--- Begin DATA FOR THIS TASK ---
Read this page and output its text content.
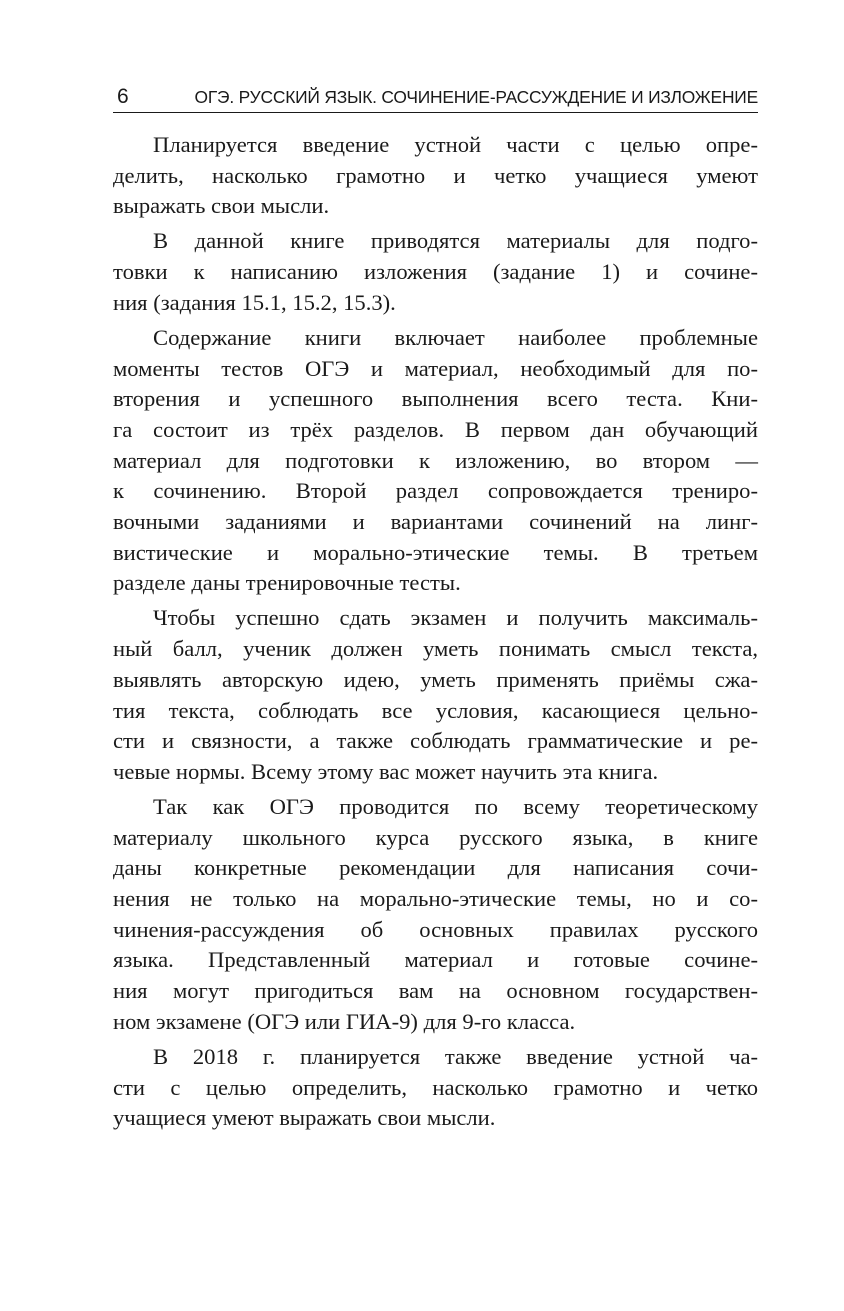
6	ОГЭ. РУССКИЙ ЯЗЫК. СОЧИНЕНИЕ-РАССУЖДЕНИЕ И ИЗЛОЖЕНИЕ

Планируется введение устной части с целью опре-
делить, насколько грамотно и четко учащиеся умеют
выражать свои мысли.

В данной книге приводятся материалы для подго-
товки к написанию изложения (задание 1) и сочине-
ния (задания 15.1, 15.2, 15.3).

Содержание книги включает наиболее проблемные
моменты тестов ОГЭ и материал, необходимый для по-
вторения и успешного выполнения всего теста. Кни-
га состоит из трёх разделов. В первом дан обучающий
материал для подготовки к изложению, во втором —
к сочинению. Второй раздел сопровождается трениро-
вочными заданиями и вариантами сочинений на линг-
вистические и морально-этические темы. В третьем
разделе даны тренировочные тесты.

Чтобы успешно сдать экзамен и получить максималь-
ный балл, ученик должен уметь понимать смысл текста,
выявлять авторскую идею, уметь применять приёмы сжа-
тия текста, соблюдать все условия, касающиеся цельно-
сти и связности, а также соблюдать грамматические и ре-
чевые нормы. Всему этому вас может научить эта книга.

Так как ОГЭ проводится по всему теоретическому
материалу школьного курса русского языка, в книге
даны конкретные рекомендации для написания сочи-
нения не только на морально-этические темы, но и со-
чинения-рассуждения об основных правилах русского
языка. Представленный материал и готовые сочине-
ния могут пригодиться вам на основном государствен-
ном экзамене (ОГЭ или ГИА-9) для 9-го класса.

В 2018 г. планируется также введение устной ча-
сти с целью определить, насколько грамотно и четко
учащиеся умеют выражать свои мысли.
--- End DATA FOR THIS TASK ---
Transcribe the full listing above exactly as it stands, minus the pictures.

**REPLY:**
Read this page and output its text content.
6	ОГЭ. РУССКИЙ ЯЗЫК. СОЧИНЕНИЕ-РАССУЖДЕНИЕ И ИЗЛОЖЕНИЕ

Планируется введение устной части с целью опре-
делить, насколько грамотно и четко учащиеся умеют
выражать свои мысли.

В данной книге приводятся материалы для подго-
товки к написанию изложения (задание 1) и сочине-
ния (задания 15.1, 15.2, 15.3).

Содержание книги включает наиболее проблемные
моменты тестов ОГЭ и материал, необходимый для по-
вторения и успешного выполнения всего теста. Кни-
га состоит из трёх разделов. В первом дан обучающий
материал для подготовки к изложению, во втором —
к сочинению. Второй раздел сопровождается трениро-
вочными заданиями и вариантами сочинений на линг-
вистические и морально-этические темы. В третьем
разделе даны тренировочные тесты.

Чтобы успешно сдать экзамен и получить максималь-
ный балл, ученик должен уметь понимать смысл текста,
выявлять авторскую идею, уметь применять приёмы сжа-
тия текста, соблюдать все условия, касающиеся цельно-
сти и связности, а также соблюдать грамматические и ре-
чевые нормы. Всему этому вас может научить эта книга.

Так как ОГЭ проводится по всему теоретическому
материалу школьного курса русского языка, в книге
даны конкретные рекомендации для написания сочи-
нения не только на морально-этические темы, но и со-
чинения-рассуждения об основных правилах русского
языка. Представленный материал и готовые сочине-
ния могут пригодиться вам на основном государствен-
ном экзамене (ОГЭ или ГИА-9) для 9-го класса.

В 2018 г. планируется также введение устной ча-
сти с целью определить, насколько грамотно и четко
учащиеся умеют выражать свои мысли.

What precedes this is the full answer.